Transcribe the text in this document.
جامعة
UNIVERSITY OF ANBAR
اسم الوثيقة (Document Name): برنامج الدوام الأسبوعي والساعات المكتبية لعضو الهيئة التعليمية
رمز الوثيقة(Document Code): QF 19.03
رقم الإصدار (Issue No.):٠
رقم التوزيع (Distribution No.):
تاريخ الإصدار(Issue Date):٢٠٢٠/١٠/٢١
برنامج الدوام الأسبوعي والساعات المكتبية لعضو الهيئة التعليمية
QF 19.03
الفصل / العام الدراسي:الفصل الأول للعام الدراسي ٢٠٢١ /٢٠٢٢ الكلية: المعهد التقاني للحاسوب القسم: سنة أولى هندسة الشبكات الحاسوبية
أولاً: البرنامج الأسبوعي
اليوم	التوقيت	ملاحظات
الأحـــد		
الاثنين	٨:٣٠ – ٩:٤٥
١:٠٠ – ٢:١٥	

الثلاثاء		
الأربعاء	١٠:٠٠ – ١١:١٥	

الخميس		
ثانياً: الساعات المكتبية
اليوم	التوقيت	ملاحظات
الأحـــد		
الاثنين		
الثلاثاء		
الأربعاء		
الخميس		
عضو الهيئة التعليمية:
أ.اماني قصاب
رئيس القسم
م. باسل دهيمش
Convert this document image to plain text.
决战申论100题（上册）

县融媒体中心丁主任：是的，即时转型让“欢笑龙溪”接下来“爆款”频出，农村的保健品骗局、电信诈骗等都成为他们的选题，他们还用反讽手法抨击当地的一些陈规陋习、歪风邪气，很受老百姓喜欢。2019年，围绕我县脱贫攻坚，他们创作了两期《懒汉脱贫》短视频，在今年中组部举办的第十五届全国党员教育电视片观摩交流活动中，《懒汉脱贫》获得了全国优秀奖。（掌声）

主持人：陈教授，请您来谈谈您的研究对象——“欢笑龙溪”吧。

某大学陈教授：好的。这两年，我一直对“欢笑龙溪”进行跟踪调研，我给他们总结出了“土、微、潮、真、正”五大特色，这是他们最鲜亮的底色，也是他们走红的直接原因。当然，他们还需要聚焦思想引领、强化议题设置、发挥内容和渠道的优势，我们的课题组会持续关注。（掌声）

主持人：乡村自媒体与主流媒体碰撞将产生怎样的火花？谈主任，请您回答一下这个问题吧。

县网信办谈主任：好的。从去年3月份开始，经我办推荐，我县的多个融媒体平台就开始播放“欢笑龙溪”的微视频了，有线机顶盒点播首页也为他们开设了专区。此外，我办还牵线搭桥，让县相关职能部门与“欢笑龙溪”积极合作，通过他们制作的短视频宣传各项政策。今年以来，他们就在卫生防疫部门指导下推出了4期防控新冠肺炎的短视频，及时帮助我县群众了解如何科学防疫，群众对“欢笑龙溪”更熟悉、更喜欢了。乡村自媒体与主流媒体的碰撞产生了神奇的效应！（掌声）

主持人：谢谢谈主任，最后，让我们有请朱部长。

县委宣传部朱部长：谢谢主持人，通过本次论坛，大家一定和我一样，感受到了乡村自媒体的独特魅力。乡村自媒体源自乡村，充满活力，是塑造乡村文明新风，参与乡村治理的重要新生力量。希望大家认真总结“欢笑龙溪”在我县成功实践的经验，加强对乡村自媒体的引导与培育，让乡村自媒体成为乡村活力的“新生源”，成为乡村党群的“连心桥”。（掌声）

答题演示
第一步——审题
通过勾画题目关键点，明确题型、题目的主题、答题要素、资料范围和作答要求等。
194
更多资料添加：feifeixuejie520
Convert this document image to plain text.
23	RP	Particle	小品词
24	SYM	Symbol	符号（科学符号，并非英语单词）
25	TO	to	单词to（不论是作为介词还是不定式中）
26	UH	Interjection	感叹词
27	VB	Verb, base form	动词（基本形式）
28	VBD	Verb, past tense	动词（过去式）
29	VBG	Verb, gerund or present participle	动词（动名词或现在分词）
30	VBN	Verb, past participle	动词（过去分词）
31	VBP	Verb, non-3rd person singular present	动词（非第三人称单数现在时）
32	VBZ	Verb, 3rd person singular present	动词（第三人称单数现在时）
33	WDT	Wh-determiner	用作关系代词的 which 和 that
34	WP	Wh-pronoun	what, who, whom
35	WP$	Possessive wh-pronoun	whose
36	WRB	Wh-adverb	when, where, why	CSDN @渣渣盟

________________________

GIVEN REQUEST. Establish how many lines of the records contain the string "والساعات" and state that number without elaboration.

EXERCISE RESPONSE. 2